> _The request_
Count the lines containing "name" in the entries underneath, and state that count without anything else.

> _Entries_
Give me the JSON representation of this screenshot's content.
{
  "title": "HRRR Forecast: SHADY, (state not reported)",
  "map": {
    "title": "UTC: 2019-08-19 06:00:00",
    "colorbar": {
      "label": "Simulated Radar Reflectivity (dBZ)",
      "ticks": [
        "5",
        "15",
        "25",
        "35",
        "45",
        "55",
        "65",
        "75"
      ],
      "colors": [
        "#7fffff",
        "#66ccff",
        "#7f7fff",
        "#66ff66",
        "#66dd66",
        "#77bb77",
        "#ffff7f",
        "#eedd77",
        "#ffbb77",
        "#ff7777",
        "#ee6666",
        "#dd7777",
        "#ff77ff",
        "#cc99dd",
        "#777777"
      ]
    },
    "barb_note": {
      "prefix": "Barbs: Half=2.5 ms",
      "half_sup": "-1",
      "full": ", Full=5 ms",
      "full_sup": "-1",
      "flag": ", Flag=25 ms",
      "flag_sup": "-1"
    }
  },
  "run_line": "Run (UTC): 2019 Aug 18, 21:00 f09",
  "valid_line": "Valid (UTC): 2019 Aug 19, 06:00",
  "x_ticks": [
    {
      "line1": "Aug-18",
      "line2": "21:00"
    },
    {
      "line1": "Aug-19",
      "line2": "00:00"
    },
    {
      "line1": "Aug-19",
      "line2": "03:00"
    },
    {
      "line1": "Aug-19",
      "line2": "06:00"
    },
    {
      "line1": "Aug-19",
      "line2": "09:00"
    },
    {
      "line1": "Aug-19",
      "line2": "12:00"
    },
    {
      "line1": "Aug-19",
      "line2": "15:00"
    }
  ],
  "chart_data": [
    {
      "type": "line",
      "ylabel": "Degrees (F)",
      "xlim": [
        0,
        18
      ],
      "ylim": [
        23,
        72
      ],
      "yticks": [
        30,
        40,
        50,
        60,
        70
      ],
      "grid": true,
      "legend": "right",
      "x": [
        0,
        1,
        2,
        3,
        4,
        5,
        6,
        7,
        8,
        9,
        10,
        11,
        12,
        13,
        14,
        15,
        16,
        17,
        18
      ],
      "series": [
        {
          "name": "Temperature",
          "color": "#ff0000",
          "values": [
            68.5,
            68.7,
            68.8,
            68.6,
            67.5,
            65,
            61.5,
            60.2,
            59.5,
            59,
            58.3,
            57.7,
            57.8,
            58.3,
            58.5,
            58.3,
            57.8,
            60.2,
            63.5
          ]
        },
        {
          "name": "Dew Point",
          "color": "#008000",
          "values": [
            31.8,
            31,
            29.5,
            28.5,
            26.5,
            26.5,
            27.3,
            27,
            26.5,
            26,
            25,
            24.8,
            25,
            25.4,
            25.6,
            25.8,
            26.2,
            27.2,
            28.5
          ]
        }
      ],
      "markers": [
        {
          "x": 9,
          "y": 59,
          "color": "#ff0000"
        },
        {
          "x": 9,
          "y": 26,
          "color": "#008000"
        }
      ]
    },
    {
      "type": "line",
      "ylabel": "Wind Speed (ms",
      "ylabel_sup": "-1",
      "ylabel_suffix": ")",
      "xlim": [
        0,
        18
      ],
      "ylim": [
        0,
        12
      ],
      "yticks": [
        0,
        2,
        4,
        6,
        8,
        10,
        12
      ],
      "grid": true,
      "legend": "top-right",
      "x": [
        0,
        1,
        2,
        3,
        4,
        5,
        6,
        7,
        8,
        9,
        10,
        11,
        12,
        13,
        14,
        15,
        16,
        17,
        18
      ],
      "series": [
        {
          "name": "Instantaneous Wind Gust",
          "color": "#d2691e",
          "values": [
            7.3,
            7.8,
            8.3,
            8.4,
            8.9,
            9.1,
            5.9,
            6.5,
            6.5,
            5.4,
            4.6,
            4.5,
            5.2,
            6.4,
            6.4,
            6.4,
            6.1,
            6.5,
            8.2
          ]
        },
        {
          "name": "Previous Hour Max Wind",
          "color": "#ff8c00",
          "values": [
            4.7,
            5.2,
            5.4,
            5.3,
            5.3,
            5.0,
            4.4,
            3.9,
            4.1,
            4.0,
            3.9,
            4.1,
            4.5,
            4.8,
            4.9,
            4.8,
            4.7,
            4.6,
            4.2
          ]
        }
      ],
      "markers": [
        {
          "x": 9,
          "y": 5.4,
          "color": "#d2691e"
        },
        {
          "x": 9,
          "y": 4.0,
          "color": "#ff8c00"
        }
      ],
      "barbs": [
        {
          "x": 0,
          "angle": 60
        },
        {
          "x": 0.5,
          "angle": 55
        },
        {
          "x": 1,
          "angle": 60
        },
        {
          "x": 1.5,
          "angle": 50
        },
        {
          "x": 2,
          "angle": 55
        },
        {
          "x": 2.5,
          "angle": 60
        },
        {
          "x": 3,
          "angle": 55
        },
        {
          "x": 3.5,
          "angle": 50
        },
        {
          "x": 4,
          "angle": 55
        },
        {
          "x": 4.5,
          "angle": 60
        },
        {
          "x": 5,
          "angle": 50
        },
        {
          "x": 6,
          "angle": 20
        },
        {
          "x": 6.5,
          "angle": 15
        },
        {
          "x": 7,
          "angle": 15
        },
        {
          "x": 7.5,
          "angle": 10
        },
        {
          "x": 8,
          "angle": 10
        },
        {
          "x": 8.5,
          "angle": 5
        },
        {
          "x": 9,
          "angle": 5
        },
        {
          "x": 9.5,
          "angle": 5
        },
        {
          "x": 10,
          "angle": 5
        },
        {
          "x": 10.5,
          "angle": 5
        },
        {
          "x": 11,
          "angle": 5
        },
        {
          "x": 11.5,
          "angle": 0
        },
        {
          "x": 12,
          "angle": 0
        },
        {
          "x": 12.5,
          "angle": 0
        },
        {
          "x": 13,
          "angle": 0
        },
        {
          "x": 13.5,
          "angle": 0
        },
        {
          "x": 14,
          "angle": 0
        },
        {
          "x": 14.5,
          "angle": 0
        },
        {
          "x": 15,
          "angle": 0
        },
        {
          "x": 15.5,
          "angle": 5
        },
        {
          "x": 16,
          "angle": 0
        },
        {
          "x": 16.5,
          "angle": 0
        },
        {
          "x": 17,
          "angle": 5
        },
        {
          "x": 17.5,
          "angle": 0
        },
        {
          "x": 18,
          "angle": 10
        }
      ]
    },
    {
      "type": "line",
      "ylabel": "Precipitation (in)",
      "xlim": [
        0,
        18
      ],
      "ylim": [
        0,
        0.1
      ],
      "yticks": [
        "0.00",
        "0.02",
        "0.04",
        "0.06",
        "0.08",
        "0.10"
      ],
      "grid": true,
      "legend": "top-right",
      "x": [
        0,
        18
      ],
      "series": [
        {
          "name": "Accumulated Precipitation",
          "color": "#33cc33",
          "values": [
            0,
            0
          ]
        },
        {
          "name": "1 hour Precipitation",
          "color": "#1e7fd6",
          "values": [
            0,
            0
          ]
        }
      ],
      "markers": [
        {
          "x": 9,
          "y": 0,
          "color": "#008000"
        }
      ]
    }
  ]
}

> _Correct answer_
6